Copy out each line that has "French" in it.

** begin Information provided **

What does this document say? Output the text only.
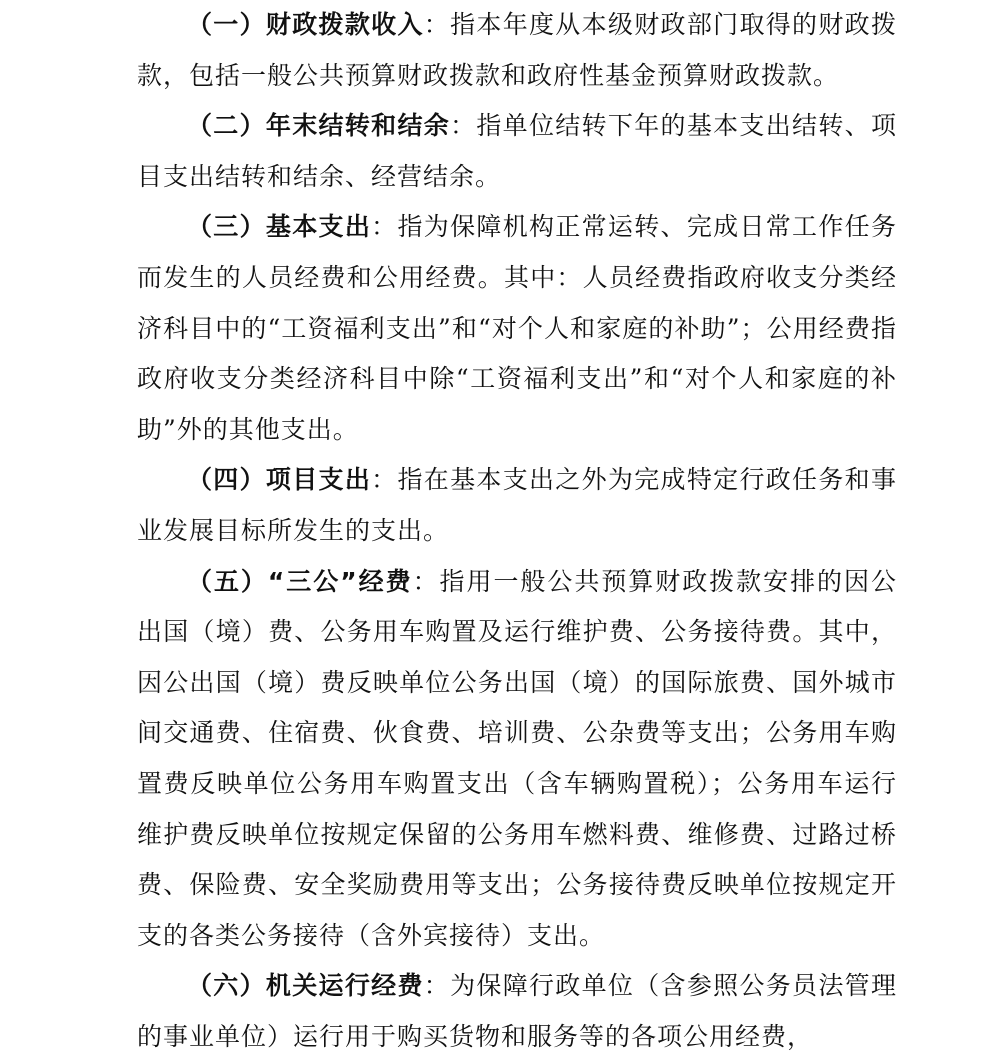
（一）财政拨款收入：指本年度从本级财政部门取得的财政拨款，包括一般公共预算财政拨款和政府性基金预算财政拨款。

（二）年末结转和结余：指单位结转下年的基本支出结转、项目支出结转和结余、经营结余。

（三）基本支出：指为保障机构正常运转、完成日常工作任务而发生的人员经费和公用经费。其中：人员经费指政府收支分类经济科目中的“工资福利支出”和“对个人和家庭的补助”；公用经费指政府收支分类经济科目中除“工资福利支出”和“对个人和家庭的补助”外的其他支出。

（四）项目支出：指在基本支出之外为完成特定行政任务和事业发展目标所发生的支出。

（五）“三公”经费：指用一般公共预算财政拨款安排的因公出国（境）费、公务用车购置及运行维护费、公务接待费。其中，因公出国（境）费反映单位公务出国（境）的国际旅费、国外城市间交通费、住宿费、伙食费、培训费、公杂费等支出；公务用车购置费反映单位公务用车购置支出（含车辆购置税）；公务用车运行维护费反映单位按规定保留的公务用车燃料费、维修费、过路过桥费、保险费、安全奖励费用等支出；公务接待费反映单位按规定开支的各类公务接待（含外宾接待）支出。

（六）机关运行经费：为保障行政单位（含参照公务员法管理的事业单位）运行用于购买货物和服务等的各项公用经费，
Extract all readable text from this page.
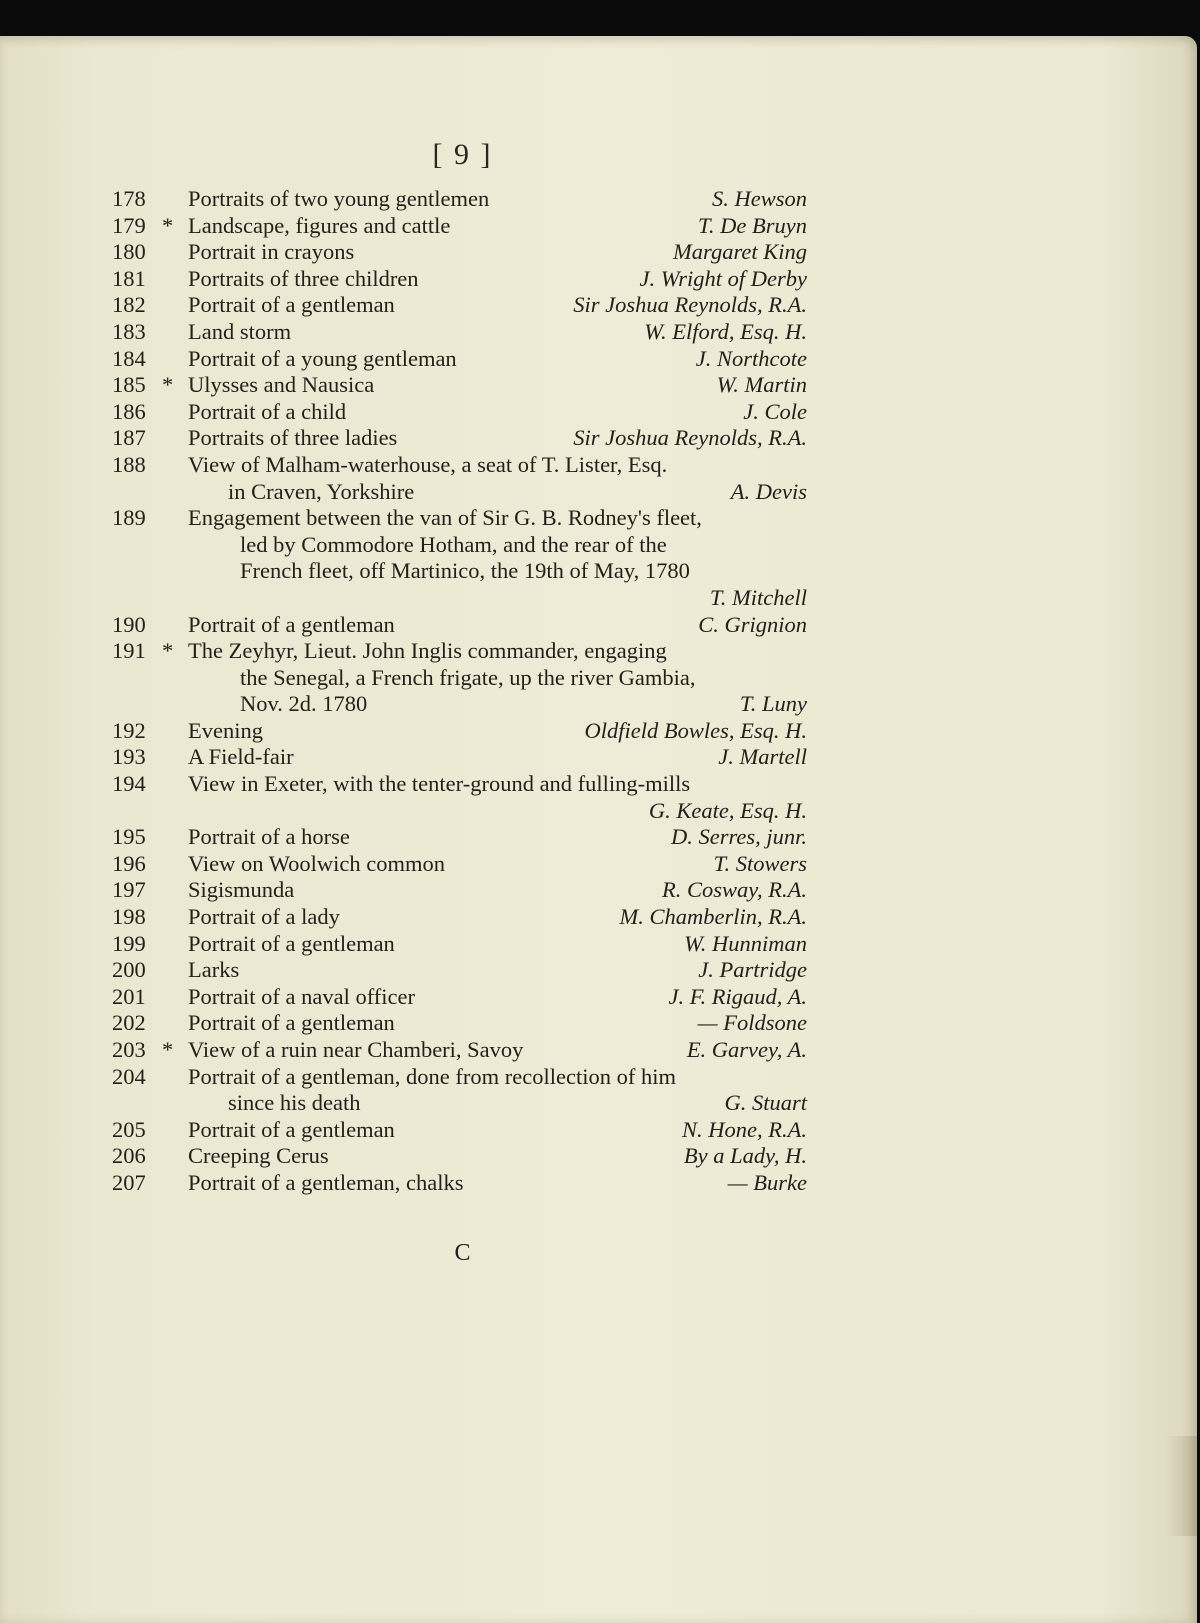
[ 9 ]
178 Portraits of two young gentlemen	S. Hewson
179 * Landscape, figures and cattle	T. De Bruyn
180 Portrait in crayons	Margaret King
181 Portraits of three children	J. Wright of Derby
182 Portrait of a gentleman	Sir Joshua Reynolds, R.A.
183 Land storm	W. Elford, Esq. H.
184 Portrait of a young gentleman	J. Northcote
185 * Ulysses and Nausica	W. Martin
186 Portrait of a child	J. Cole
187 Portraits of three ladies	Sir Joshua Reynolds, R.A.
188 View of Malham-waterhouse, a seat of T. Lister, Esq.
in Craven, Yorkshire	A. Devis
189 Engagement between the van of Sir G. B. Rodney's fleet,
led by Commodore Hotham, and the rear of the
French fleet, off Martinico, the 19th of May, 1780
T. Mitchell
190 Portrait of a gentleman	C. Grignion
191 * The Zeyhyr, Lieut. John Inglis commander, engaging
the Senegal, a French frigate, up the river Gambia,
Nov. 2d. 1780	T. Luny
192 Evening	Oldfield Bowles, Esq. H.
193 A Field-fair	J. Martell
194 View in Exeter, with the tenter-ground and fulling-mills
G. Keate, Esq. H.
195 Portrait of a horse	D. Serres, junr.
196 View on Woolwich common	T. Stowers
197 Sigismunda	R. Cosway, R.A.
198 Portrait of a lady	M. Chamberlin, R.A.
199 Portrait of a gentleman	W. Hunniman
200 Larks	J. Partridge
201 Portrait of a naval officer	J. F. Rigaud, A.
202 Portrait of a gentleman	— Foldsone
203 * View of a ruin near Chamberi, Savoy	E. Garvey, A.
204 Portrait of a gentleman, done from recollection of him
since his death	G. Stuart
205 Portrait of a gentleman	N. Hone, R.A.
206 Creeping Cerus	By a Lady, H.
207 Portrait of a gentleman, chalks	— Burke
C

** end Information provided **

Exercise answer:
French fleet, off Martinico, the 19th of May, 1780
the Senegal, a French frigate, up the river Gambia,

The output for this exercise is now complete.